Repeat each line of the listing exactly as written.

DATA SUPPLIED =
▼
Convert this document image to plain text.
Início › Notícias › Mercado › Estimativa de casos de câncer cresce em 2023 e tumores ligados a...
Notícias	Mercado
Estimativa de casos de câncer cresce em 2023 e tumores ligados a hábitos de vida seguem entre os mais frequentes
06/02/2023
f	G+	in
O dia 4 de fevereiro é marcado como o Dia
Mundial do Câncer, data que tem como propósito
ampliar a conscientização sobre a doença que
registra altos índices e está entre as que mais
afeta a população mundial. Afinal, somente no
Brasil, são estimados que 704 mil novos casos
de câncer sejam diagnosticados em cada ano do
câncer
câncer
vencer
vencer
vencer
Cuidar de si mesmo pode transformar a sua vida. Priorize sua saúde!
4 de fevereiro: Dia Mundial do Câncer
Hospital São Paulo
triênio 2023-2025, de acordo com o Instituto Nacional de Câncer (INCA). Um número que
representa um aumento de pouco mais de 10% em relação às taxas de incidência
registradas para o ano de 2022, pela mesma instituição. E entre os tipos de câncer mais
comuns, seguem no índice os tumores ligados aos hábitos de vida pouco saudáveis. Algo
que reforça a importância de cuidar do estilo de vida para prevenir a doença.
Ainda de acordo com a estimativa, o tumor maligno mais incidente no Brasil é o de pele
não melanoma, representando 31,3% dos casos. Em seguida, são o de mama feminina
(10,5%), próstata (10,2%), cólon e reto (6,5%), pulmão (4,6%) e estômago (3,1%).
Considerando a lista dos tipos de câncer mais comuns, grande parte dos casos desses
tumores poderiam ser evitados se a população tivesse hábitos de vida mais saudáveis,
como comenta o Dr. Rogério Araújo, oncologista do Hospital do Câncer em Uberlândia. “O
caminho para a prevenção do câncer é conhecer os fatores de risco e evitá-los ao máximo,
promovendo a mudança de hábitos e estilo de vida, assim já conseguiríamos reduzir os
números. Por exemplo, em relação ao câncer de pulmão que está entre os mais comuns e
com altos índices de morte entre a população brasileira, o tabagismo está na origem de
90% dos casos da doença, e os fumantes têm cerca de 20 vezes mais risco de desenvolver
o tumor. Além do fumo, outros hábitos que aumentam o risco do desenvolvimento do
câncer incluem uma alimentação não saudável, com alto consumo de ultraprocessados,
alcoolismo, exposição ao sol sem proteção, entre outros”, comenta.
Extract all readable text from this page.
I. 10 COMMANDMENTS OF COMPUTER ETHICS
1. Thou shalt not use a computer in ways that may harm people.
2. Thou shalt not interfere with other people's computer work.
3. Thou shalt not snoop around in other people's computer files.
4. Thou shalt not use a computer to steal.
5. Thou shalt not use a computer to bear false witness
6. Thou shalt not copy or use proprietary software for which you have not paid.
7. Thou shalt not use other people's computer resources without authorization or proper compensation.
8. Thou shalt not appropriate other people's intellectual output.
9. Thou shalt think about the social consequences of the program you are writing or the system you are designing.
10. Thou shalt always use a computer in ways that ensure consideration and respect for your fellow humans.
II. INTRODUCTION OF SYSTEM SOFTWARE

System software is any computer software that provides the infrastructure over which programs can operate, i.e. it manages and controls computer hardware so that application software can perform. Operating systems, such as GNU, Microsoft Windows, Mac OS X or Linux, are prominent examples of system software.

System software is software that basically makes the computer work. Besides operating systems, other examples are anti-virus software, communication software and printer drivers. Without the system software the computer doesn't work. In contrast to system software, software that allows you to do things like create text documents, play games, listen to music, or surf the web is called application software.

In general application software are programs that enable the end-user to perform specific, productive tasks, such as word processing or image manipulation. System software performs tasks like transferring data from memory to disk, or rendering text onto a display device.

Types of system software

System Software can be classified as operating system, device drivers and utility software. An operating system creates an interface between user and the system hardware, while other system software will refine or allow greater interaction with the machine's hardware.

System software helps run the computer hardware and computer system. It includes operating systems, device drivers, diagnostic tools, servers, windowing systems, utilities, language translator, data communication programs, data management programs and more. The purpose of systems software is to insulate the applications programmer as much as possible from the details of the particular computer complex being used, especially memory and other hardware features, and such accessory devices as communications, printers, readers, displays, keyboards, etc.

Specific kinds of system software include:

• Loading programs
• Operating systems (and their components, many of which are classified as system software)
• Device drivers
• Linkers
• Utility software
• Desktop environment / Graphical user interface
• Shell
▲
RESPONSE TO THIS TASK =
Convert this document image to plain text.
Início › Notícias › Mercado › Estimativa de casos de câncer cresce em 2023 e tumores ligados a...
Notícias	Mercado
Estimativa de casos de câncer cresce em 2023 e tumores ligados a hábitos de vida seguem entre os mais frequentes
06/02/2023
f	G+	in
O dia 4 de fevereiro é marcado como o Dia
Mundial do Câncer, data que tem como propósito
ampliar a conscientização sobre a doença que
registra altos índices e está entre as que mais
afeta a população mundial. Afinal, somente no
Brasil, são estimados que 704 mil novos casos
de câncer sejam diagnosticados em cada ano do
câncer
câncer
vencer
vencer
vencer
Cuidar de si mesmo pode transformar a sua vida. Priorize sua saúde!
4 de fevereiro: Dia Mundial do Câncer
Hospital São Paulo
triênio 2023-2025, de acordo com o Instituto Nacional de Câncer (INCA). Um número que
representa um aumento de pouco mais de 10% em relação às taxas de incidência
registradas para o ano de 2022, pela mesma instituição. E entre os tipos de câncer mais
comuns, seguem no índice os tumores ligados aos hábitos de vida pouco saudáveis. Algo
que reforça a importância de cuidar do estilo de vida para prevenir a doença.
Ainda de acordo com a estimativa, o tumor maligno mais incidente no Brasil é o de pele
não melanoma, representando 31,3% dos casos. Em seguida, são o de mama feminina
(10,5%), próstata (10,2%), cólon e reto (6,5%), pulmão (4,6%) e estômago (3,1%).
Considerando a lista dos tipos de câncer mais comuns, grande parte dos casos desses
tumores poderiam ser evitados se a população tivesse hábitos de vida mais saudáveis,
como comenta o Dr. Rogério Araújo, oncologista do Hospital do Câncer em Uberlândia. “O
caminho para a prevenção do câncer é conhecer os fatores de risco e evitá-los ao máximo,
promovendo a mudança de hábitos e estilo de vida, assim já conseguiríamos reduzir os
números. Por exemplo, em relação ao câncer de pulmão que está entre os mais comuns e
com altos índices de morte entre a população brasileira, o tabagismo está na origem de
90% dos casos da doença, e os fumantes têm cerca de 20 vezes mais risco de desenvolver
o tumor. Além do fumo, outros hábitos que aumentam o risco do desenvolvimento do
câncer incluem uma alimentação não saudável, com alto consumo de ultraprocessados,
alcoolismo, exposição ao sol sem proteção, entre outros”, comenta.
Extract all readable text from this page.
I. 10 COMMANDMENTS OF COMPUTER ETHICS
1. Thou shalt not use a computer in ways that may harm people.
2. Thou shalt not interfere with other people's computer work.
3. Thou shalt not snoop around in other people's computer files.
4. Thou shalt not use a computer to steal.
5. Thou shalt not use a computer to bear false witness
6. Thou shalt not copy or use proprietary software for which you have not paid.
7. Thou shalt not use other people's computer resources without authorization or proper compensation.
8. Thou shalt not appropriate other people's intellectual output.
9. Thou shalt think about the social consequences of the program you are writing or the system you are designing.
10. Thou shalt always use a computer in ways that ensure consideration and respect for your fellow humans.
II. INTRODUCTION OF SYSTEM SOFTWARE

System software is any computer software that provides the infrastructure over which programs can operate, i.e. it manages and controls computer hardware so that application software can perform. Operating systems, such as GNU, Microsoft Windows, Mac OS X or Linux, are prominent examples of system software.

System software is software that basically makes the computer work. Besides operating systems, other examples are anti-virus software, communication software and printer drivers. Without the system software the computer doesn't work. In contrast to system software, software that allows you to do things like create text documents, play games, listen to music, or surf the web is called application software.

In general application software are programs that enable the end-user to perform specific, productive tasks, such as word processing or image manipulation. System software performs tasks like transferring data from memory to disk, or rendering text onto a display device.

Types of system software

System Software can be classified as operating system, device drivers and utility software. An operating system creates an interface between user and the system hardware, while other system software will refine or allow greater interaction with the machine's hardware.

System software helps run the computer hardware and computer system. It includes operating systems, device drivers, diagnostic tools, servers, windowing systems, utilities, language translator, data communication programs, data management programs and more. The purpose of systems software is to insulate the applications programmer as much as possible from the details of the particular computer complex being used, especially memory and other hardware features, and such accessory devices as communications, printers, readers, displays, keyboards, etc.

Specific kinds of system software include:

• Loading programs
• Operating systems (and their components, many of which are classified as system software)
• Device drivers
• Linkers
• Utility software
• Desktop environment / Graphical user interface
• Shell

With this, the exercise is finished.